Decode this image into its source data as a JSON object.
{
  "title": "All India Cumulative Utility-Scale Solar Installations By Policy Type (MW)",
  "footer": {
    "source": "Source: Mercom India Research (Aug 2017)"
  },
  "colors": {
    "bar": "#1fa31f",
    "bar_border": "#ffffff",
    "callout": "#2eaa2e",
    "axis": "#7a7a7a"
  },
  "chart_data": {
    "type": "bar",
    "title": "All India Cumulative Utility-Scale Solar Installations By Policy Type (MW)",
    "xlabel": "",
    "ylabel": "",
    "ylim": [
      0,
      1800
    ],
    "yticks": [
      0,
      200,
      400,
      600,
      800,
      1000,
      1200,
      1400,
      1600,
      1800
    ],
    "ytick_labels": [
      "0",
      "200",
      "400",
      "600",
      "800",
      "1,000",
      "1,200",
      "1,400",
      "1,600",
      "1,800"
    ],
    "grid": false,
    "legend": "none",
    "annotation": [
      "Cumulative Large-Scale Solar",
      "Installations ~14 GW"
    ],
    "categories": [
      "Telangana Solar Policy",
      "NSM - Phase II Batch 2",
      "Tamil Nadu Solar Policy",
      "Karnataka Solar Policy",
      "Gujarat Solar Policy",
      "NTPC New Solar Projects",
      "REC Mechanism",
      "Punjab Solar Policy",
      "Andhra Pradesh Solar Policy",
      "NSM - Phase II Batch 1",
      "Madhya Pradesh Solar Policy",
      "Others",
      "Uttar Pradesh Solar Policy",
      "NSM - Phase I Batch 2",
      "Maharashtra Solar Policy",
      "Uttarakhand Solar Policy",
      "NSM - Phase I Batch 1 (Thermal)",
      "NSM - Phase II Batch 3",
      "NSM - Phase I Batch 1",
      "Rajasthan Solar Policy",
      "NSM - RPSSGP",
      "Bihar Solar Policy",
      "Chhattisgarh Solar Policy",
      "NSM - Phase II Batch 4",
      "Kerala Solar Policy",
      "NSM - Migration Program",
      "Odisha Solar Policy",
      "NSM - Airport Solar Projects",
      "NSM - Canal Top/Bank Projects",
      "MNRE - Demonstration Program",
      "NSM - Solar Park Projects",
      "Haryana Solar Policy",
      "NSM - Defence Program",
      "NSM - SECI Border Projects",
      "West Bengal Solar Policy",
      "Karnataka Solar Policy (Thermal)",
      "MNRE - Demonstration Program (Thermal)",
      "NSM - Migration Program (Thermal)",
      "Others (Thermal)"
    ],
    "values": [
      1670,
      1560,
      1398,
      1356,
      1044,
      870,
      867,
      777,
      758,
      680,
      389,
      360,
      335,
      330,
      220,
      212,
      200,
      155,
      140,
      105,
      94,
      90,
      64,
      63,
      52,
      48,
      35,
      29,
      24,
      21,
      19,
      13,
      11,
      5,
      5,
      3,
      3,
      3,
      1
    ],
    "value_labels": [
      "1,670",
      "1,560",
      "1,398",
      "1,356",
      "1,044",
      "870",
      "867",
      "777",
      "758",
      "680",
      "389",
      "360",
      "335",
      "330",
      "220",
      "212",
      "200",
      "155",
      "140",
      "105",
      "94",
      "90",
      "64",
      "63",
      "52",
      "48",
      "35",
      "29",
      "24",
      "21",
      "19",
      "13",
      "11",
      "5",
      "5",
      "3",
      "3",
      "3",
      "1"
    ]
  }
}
:::::
• _DESCRIPTION OF THE TASK_
Return each full line of the entries that contains the word "Demonstration".

• _ANSWER FOR THE TASK_
      "MNRE - Demonstration Program",
      "MNRE - Demonstration Program (Thermal)",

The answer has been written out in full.